Dataset records:
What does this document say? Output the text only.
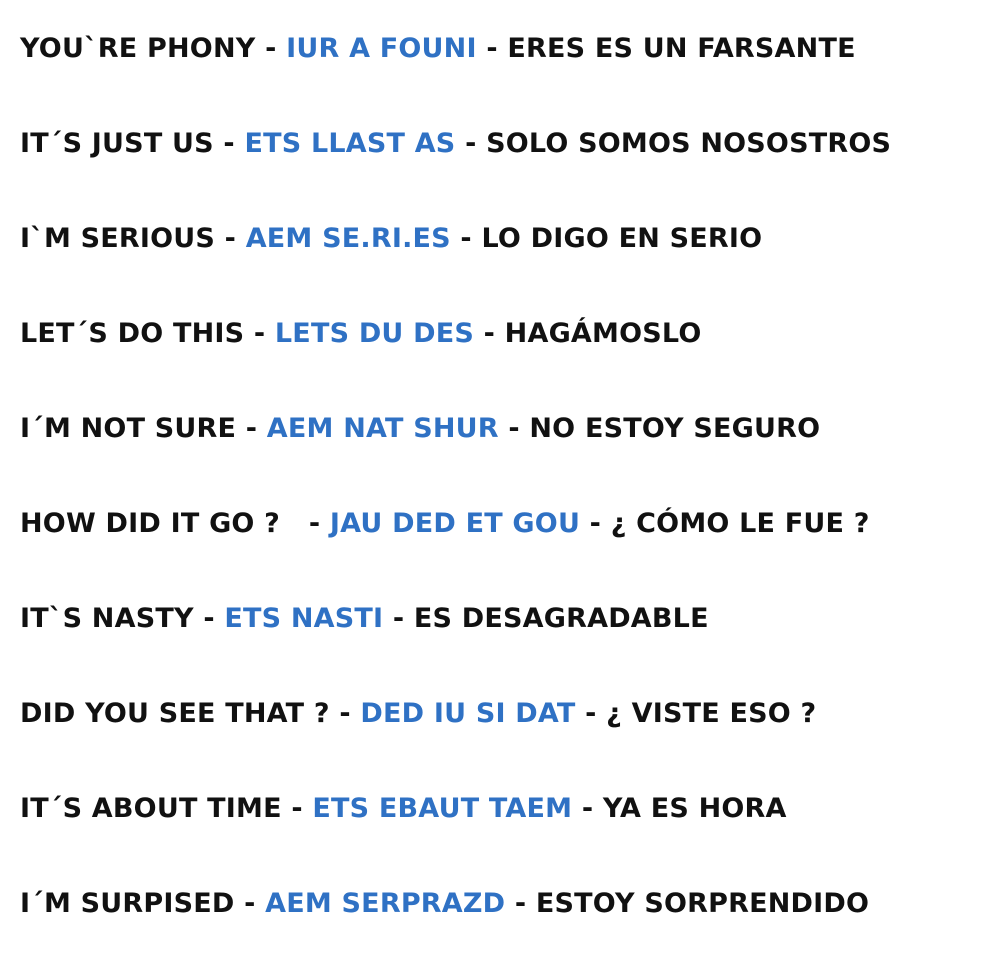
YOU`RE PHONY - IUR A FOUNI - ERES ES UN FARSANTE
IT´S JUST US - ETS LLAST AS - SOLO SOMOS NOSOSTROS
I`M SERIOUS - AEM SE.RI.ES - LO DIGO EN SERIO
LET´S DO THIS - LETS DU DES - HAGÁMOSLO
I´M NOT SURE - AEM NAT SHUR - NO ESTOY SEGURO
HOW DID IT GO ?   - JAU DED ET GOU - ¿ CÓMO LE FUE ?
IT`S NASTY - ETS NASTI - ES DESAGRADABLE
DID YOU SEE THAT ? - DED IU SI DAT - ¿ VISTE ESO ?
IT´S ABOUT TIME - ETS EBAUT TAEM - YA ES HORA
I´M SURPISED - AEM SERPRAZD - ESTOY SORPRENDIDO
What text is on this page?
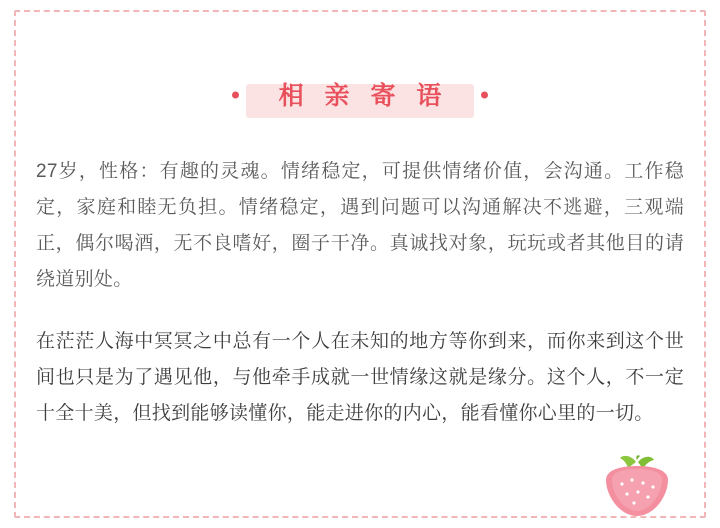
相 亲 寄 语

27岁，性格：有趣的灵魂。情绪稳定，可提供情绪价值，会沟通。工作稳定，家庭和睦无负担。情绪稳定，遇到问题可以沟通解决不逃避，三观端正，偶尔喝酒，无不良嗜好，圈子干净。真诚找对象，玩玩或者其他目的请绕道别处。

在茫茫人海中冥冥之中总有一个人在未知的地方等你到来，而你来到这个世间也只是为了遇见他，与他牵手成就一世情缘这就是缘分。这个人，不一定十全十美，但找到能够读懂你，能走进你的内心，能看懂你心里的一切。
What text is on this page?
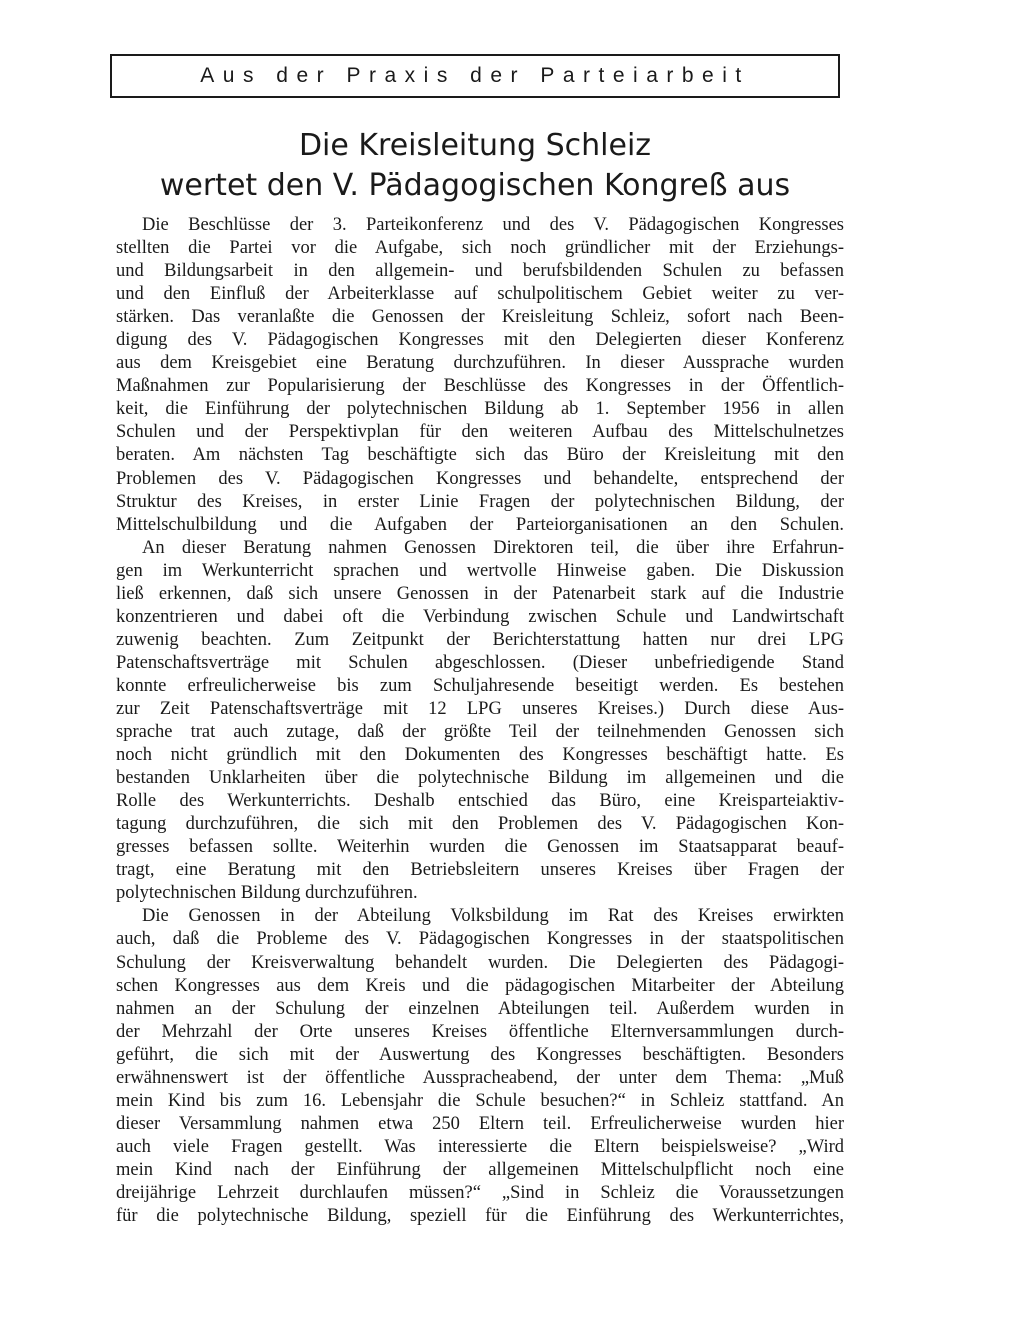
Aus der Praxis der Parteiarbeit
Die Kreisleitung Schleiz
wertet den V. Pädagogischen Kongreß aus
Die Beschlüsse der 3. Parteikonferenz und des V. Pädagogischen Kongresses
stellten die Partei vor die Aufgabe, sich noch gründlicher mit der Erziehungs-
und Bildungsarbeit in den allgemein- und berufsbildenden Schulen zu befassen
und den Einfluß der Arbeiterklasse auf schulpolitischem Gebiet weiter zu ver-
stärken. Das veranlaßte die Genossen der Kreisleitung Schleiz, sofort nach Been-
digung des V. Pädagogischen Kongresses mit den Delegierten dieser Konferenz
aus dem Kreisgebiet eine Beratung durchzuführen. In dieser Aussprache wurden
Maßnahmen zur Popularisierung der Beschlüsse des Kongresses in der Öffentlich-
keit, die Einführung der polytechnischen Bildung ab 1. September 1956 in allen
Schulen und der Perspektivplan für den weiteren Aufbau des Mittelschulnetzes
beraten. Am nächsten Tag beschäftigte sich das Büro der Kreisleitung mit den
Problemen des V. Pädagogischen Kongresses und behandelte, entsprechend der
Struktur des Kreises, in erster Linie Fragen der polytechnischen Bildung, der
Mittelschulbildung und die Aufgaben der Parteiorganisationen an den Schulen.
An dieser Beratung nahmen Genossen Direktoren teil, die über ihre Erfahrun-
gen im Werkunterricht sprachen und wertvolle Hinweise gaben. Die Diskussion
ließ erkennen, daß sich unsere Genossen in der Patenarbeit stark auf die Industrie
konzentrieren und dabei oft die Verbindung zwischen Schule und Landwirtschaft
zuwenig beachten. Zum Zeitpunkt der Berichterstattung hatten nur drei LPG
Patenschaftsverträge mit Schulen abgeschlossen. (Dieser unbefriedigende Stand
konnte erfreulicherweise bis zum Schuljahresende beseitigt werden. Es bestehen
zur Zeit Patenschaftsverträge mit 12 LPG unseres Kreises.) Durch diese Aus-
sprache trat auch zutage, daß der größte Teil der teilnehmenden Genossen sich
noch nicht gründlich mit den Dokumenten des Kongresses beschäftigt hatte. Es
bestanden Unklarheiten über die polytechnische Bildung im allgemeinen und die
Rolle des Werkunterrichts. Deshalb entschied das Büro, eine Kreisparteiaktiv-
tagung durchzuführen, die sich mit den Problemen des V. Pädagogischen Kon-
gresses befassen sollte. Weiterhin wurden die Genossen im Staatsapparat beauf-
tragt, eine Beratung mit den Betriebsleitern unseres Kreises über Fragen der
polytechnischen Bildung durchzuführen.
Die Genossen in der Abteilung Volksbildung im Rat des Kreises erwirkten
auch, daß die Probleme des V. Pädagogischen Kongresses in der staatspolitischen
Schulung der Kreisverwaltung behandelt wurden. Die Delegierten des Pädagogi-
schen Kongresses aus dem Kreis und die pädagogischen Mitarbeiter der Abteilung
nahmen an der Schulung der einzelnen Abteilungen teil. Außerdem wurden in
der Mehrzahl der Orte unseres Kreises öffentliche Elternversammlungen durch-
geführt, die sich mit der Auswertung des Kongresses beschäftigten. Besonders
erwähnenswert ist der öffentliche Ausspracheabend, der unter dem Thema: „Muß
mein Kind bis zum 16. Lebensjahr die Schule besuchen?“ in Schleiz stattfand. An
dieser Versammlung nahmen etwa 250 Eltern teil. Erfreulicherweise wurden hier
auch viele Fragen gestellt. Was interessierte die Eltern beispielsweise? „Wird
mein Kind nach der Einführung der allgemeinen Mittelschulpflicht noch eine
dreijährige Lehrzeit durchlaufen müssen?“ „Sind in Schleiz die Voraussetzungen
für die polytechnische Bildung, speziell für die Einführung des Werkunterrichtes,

...

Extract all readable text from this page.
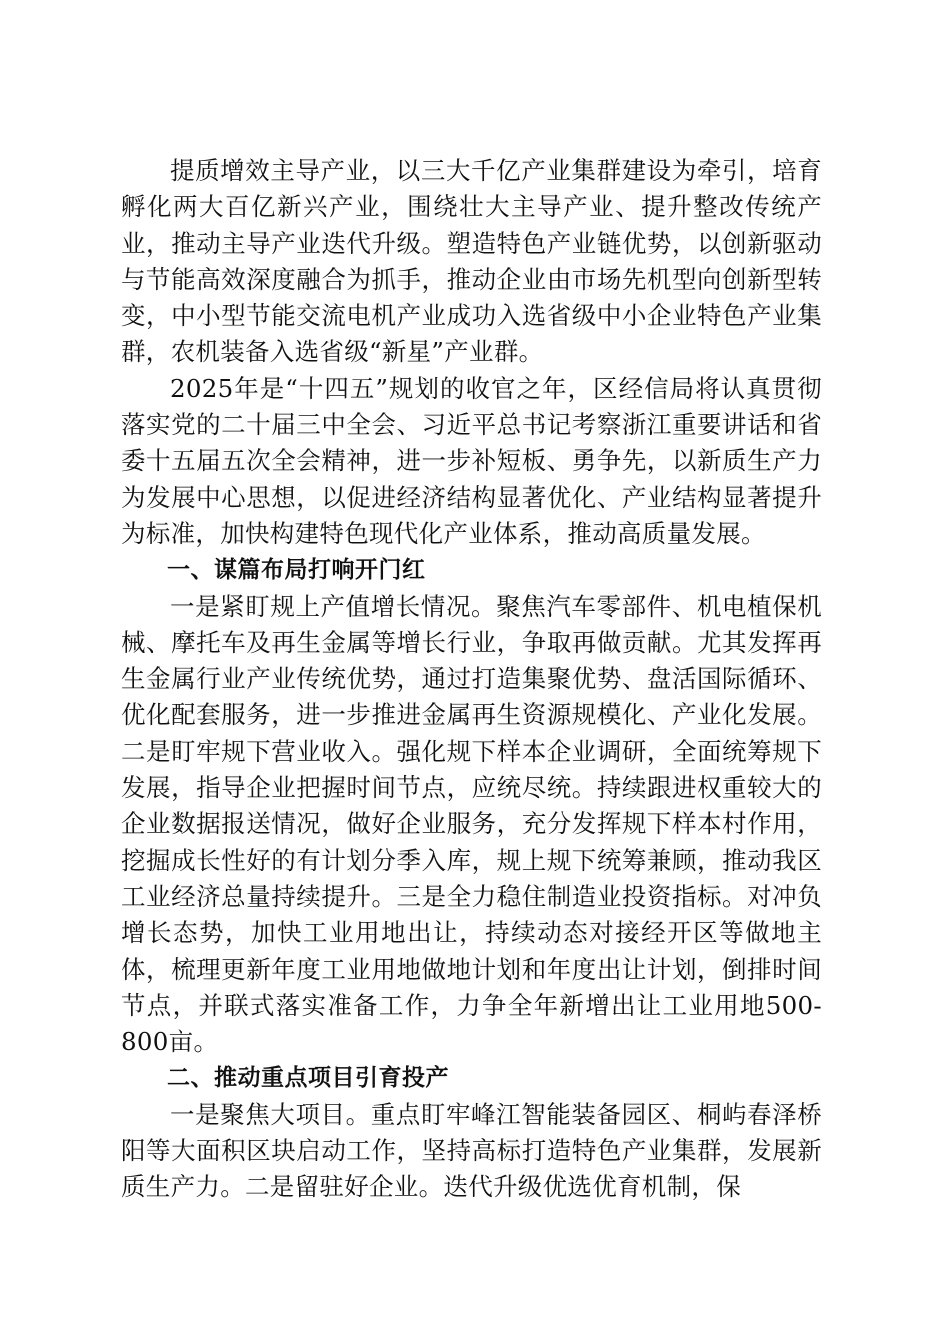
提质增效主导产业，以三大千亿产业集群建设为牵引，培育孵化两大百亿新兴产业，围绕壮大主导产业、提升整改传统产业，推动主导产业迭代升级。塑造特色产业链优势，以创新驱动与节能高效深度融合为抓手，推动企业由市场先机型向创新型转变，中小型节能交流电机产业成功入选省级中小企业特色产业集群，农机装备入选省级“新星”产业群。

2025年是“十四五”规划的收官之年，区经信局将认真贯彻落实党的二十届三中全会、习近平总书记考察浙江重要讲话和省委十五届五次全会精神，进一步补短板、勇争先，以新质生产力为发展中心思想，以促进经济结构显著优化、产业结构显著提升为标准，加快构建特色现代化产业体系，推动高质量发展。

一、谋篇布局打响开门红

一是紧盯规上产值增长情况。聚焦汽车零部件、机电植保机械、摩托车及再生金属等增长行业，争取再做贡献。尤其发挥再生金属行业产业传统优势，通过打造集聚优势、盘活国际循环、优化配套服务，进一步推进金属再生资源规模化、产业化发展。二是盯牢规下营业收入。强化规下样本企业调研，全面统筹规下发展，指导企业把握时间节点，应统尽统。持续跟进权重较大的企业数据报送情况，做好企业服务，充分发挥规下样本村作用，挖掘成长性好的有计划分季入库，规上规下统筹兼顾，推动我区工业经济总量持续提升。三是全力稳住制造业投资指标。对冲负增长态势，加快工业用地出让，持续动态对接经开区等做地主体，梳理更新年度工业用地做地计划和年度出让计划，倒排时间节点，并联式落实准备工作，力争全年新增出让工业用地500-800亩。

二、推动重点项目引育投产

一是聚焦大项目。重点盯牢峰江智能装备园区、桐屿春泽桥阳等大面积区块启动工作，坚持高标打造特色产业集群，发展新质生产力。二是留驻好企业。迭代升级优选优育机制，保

PROBLEM DESCRIPTION:
Return every line in the listing that contains the word "text".

SOLUTION:
What does this document say? Output the text only.
What text is on this page?
What text is on this page?
Extract all readable text from this page.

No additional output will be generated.